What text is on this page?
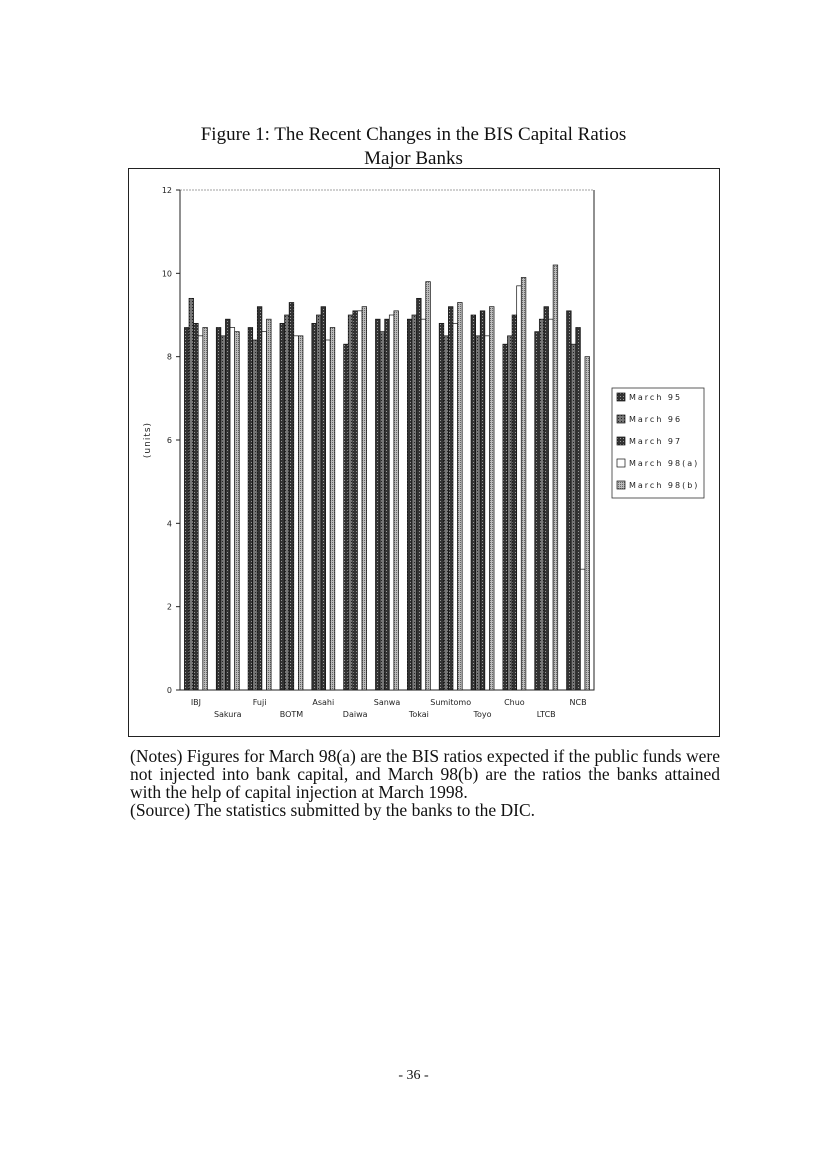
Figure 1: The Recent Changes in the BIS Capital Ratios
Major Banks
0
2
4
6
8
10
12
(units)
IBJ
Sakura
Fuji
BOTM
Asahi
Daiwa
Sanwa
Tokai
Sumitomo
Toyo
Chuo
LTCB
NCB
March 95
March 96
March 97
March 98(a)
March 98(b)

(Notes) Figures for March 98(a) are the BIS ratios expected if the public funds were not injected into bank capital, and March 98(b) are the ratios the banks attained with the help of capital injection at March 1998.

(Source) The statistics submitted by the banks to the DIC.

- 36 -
---
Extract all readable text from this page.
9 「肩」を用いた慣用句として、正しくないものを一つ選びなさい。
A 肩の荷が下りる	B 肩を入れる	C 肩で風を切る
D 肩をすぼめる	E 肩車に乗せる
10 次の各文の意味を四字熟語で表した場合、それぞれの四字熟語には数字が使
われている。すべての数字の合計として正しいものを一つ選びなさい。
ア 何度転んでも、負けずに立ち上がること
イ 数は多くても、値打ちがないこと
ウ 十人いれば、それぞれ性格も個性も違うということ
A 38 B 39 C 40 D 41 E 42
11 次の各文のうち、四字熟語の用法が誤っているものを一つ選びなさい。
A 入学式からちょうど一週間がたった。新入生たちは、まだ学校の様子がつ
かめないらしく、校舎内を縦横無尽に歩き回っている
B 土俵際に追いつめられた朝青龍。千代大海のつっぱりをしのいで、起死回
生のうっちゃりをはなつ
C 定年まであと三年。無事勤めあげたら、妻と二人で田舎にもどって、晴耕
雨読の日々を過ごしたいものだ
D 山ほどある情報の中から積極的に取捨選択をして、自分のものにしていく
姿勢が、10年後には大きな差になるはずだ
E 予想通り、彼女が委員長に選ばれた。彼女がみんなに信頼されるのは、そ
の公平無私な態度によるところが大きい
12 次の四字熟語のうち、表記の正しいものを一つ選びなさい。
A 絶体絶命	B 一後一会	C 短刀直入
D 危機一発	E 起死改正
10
---
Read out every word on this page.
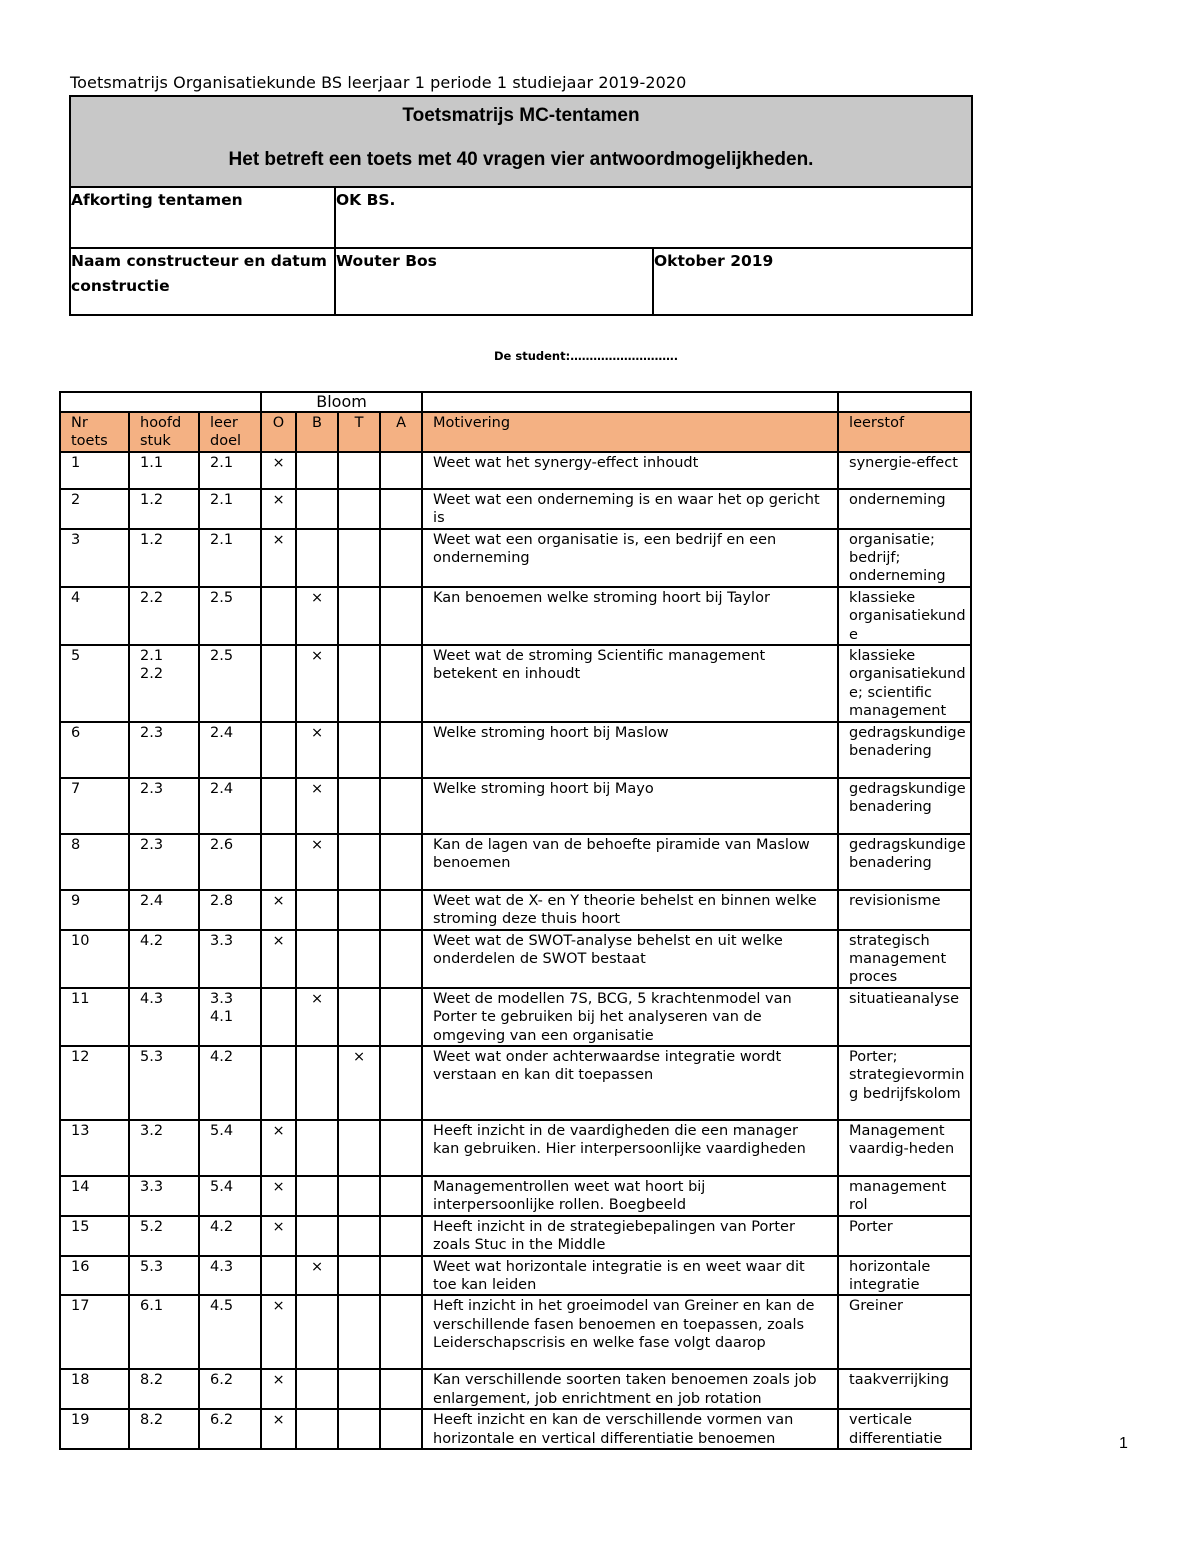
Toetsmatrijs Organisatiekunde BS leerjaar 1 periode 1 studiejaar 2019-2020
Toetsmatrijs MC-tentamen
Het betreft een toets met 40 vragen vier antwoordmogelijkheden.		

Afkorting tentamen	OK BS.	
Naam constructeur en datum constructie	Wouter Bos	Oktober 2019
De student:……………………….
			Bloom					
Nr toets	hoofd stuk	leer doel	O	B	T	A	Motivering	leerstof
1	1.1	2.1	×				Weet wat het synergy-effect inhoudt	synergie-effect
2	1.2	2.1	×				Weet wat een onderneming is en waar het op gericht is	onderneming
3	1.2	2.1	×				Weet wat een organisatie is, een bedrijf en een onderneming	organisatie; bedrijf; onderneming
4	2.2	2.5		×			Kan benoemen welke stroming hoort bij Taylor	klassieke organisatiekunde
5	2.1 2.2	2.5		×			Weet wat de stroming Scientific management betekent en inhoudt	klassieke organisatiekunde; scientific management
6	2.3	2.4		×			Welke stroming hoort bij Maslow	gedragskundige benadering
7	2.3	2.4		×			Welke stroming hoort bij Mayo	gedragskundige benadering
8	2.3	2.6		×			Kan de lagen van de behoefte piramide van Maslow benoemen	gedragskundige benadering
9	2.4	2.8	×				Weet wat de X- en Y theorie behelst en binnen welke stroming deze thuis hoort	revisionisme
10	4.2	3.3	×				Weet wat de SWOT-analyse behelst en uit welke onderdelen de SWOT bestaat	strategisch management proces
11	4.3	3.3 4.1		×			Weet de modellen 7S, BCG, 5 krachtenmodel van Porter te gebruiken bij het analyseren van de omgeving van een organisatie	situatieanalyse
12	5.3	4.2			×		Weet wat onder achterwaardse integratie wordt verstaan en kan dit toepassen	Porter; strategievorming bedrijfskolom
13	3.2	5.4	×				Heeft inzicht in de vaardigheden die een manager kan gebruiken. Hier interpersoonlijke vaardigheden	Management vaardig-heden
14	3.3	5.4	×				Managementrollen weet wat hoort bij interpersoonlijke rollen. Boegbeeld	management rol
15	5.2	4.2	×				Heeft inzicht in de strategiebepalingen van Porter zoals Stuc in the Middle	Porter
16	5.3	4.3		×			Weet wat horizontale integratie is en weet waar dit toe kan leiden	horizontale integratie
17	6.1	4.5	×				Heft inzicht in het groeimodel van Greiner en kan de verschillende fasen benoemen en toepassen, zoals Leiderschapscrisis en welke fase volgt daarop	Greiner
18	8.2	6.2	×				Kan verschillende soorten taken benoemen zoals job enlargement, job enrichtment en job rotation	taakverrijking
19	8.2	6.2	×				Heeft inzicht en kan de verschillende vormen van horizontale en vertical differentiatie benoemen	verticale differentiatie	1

## What is required
Find and copy each line above that includes the string "benadering".

## The answer
6	2.3	2.4		×			Welke stroming hoort bij Maslow	gedragskundige benadering
7	2.3	2.4		×			Welke stroming hoort bij Mayo	gedragskundige benadering
8	2.3	2.6		×			Kan de lagen van de behoefte piramide van Maslow benoemen	gedragskundige benadering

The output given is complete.